● **Written task**
Your task is to count the lines of the entries below that include the word "Attack" and to give only the resulting number.

● **Exercise inputs**
+++++
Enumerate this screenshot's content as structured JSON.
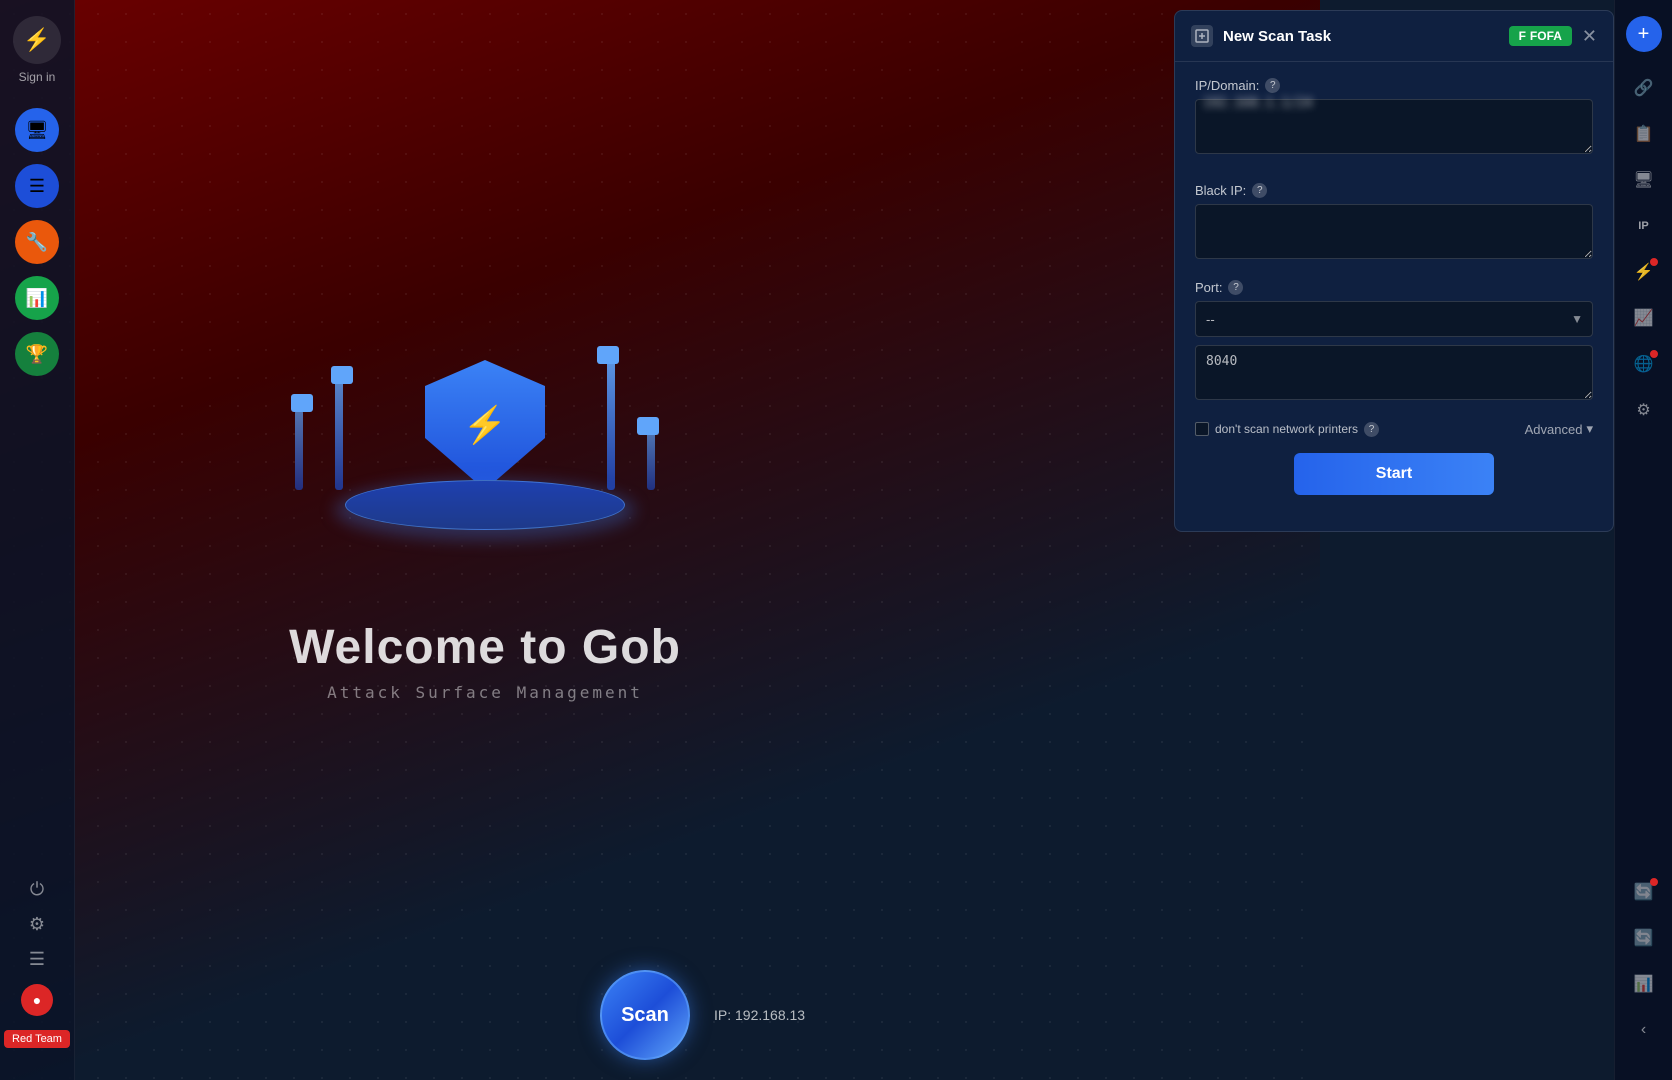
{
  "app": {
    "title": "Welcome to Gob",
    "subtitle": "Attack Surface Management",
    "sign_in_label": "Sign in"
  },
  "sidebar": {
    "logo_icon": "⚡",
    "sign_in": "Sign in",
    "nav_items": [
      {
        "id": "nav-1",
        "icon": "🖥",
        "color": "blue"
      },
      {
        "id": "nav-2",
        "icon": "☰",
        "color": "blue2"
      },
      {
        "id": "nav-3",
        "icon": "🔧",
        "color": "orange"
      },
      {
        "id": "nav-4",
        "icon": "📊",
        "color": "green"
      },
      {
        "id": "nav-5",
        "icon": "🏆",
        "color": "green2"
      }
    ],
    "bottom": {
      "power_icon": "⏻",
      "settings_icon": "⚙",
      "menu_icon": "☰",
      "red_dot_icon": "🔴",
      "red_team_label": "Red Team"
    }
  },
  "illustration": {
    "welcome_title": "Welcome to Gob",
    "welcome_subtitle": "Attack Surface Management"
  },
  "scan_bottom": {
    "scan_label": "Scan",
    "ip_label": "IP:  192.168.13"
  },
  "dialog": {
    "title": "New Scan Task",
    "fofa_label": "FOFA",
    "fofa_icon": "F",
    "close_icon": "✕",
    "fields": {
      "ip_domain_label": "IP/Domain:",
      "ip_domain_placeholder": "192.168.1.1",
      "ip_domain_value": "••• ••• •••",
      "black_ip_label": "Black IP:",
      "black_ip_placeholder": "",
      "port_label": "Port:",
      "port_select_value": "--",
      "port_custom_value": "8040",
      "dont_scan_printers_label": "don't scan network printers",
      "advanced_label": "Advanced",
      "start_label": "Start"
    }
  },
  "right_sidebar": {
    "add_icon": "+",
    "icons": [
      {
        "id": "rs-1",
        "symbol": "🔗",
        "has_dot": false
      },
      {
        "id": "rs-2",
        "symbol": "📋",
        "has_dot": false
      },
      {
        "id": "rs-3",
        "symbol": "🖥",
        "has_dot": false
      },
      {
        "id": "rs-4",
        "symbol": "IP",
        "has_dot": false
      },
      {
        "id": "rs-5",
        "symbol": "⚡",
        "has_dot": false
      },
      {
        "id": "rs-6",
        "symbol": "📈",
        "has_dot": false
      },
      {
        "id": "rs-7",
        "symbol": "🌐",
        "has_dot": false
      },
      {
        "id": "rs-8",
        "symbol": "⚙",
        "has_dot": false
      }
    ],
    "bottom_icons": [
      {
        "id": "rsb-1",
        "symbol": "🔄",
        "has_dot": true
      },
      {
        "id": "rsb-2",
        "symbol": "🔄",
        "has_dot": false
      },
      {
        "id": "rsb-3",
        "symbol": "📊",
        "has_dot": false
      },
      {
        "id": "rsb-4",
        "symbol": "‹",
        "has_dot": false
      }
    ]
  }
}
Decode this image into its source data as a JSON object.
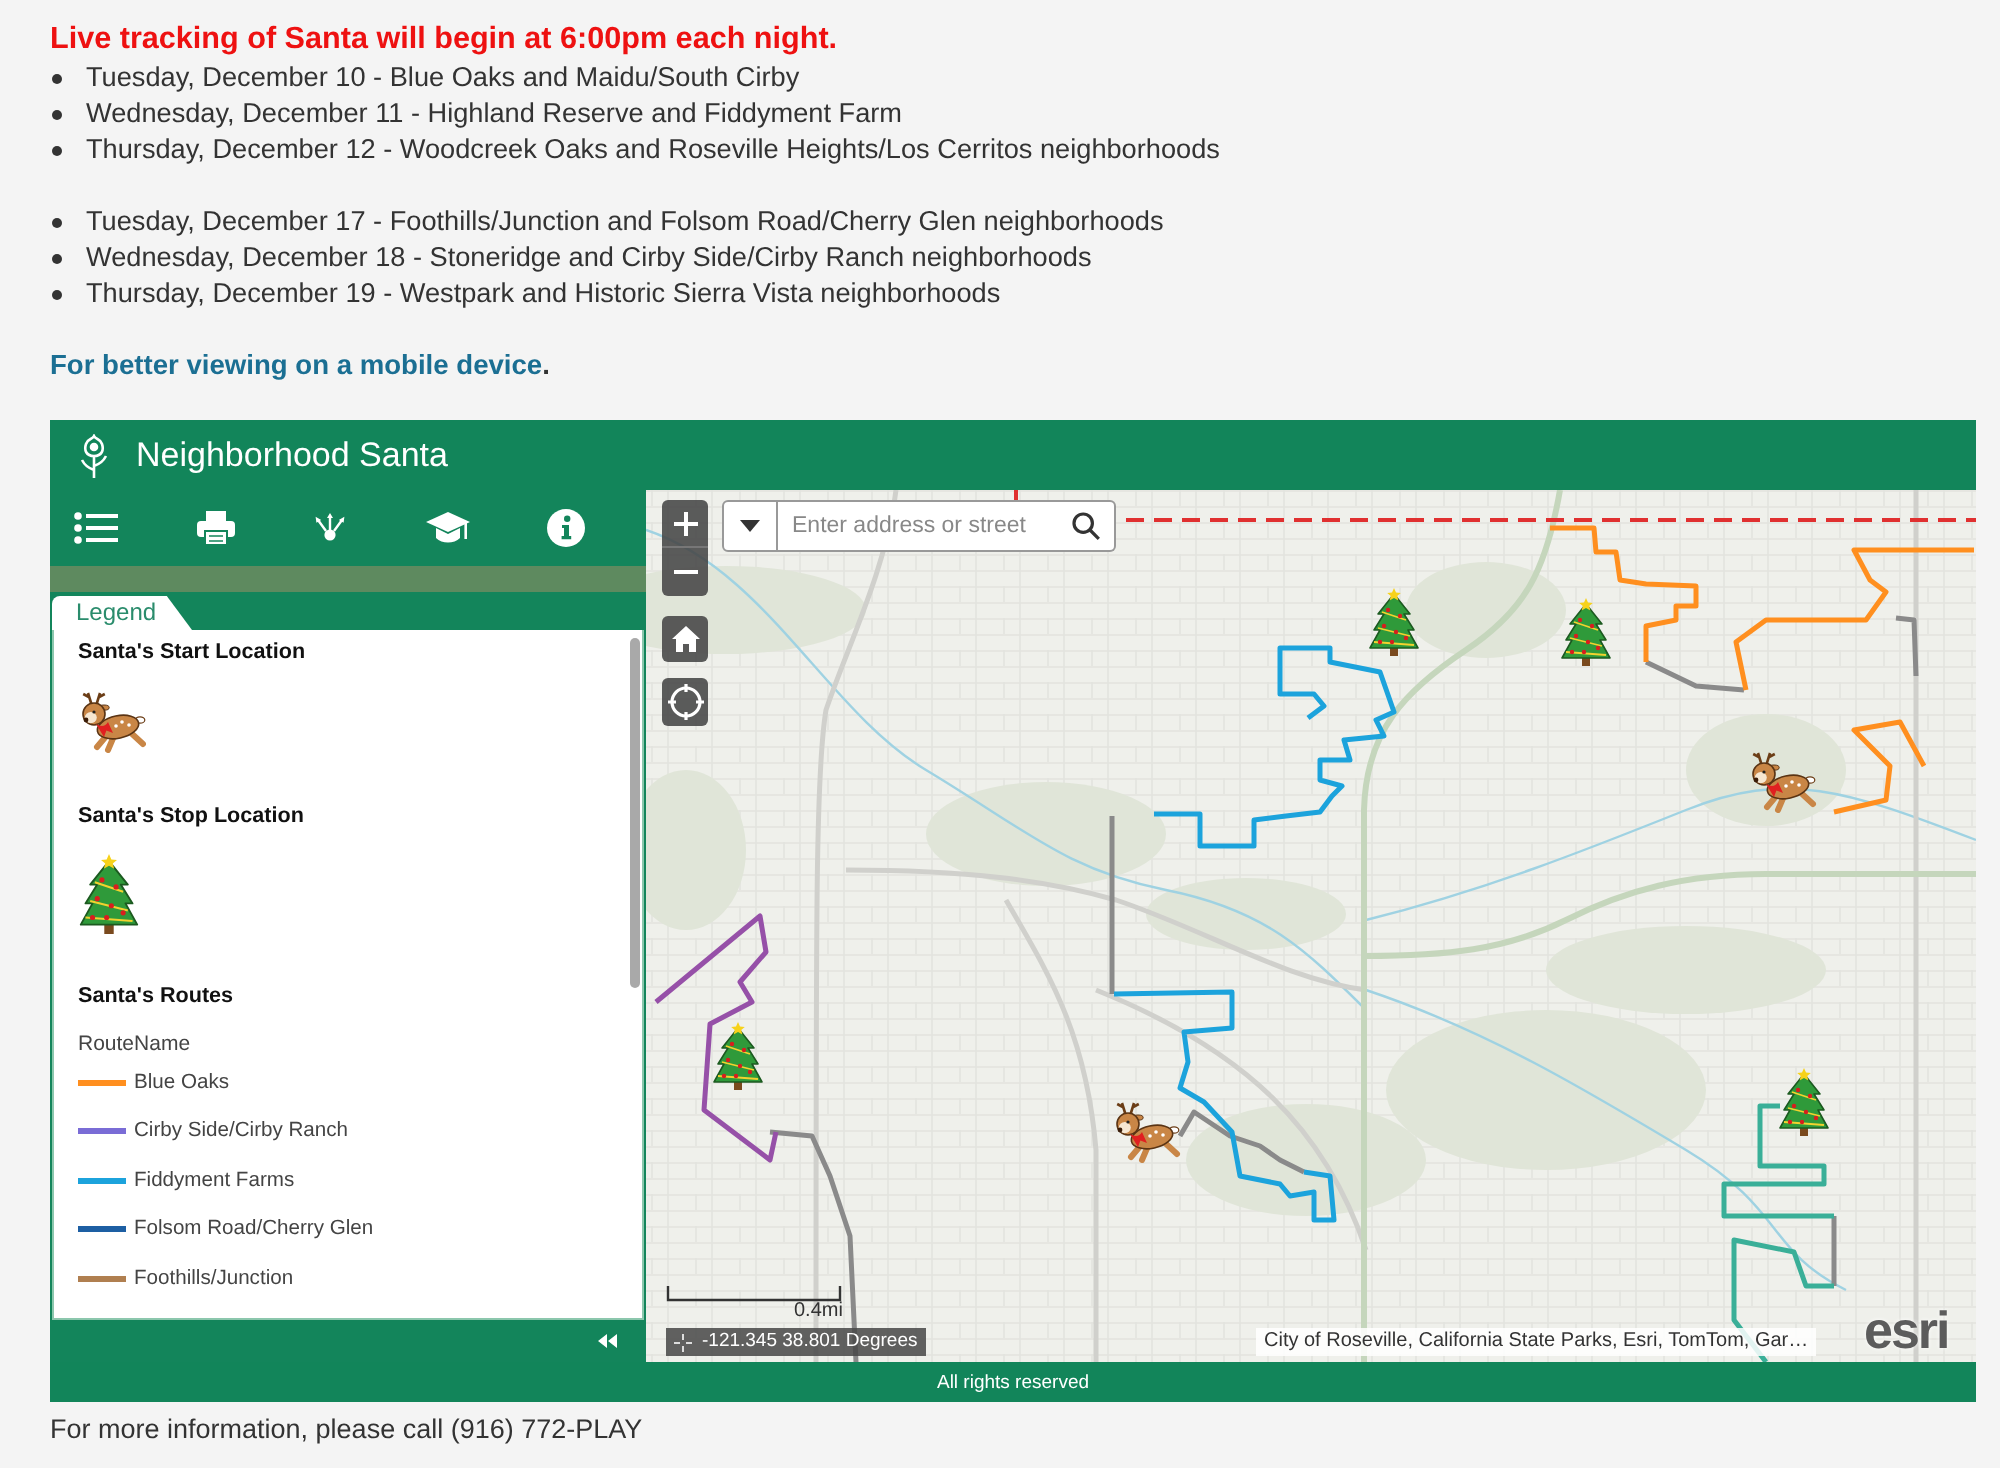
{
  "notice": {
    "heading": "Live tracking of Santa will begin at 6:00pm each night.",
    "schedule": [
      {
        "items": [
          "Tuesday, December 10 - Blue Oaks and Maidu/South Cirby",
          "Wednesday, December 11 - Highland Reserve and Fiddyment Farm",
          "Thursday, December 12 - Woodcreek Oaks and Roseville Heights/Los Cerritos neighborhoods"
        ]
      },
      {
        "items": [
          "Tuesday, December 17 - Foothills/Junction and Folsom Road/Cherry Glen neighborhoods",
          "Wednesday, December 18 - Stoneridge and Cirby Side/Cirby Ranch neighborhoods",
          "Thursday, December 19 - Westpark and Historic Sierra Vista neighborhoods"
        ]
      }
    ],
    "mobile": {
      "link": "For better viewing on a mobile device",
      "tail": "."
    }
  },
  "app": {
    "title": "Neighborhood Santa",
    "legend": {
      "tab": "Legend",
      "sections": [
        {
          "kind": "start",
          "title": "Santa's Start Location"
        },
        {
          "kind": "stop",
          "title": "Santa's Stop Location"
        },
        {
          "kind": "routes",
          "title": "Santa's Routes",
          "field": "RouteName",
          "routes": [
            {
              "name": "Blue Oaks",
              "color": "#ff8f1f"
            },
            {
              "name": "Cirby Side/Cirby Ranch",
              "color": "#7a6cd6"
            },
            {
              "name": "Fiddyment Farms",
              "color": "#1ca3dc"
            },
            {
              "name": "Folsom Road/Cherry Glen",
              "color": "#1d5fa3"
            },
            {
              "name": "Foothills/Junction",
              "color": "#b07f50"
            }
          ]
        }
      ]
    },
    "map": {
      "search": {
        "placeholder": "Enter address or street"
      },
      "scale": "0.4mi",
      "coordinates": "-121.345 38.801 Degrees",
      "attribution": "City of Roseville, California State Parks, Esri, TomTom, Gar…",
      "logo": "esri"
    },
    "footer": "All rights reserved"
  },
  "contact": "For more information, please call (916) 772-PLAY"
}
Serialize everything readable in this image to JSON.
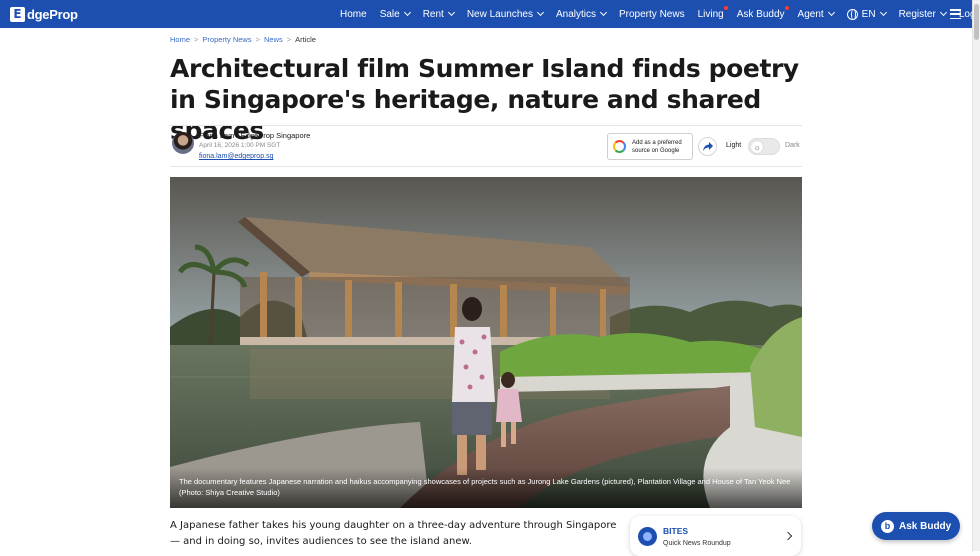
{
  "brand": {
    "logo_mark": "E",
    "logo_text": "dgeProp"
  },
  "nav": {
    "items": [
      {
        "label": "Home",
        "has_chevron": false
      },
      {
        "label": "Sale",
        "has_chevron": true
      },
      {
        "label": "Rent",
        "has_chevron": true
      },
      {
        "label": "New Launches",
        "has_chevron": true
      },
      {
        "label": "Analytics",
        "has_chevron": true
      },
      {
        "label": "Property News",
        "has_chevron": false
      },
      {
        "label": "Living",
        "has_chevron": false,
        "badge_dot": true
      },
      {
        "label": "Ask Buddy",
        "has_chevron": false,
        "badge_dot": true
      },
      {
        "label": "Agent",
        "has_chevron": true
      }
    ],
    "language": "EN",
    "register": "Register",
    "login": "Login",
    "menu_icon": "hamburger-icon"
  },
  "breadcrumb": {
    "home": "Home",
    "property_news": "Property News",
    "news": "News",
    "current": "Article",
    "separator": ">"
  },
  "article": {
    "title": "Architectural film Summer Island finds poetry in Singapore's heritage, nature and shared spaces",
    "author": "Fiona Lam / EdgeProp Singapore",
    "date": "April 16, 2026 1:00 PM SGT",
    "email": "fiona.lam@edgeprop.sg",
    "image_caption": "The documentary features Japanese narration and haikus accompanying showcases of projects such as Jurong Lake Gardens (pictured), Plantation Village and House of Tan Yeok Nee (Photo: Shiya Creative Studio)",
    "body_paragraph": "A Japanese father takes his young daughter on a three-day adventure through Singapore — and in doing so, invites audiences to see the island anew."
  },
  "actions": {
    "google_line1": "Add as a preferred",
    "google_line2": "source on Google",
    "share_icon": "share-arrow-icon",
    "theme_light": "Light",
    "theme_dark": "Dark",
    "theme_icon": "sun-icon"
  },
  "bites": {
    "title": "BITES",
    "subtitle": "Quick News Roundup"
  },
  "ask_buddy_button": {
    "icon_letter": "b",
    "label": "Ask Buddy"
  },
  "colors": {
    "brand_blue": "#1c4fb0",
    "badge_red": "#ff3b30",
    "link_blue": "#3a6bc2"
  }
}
+++++
● **Written answer**
2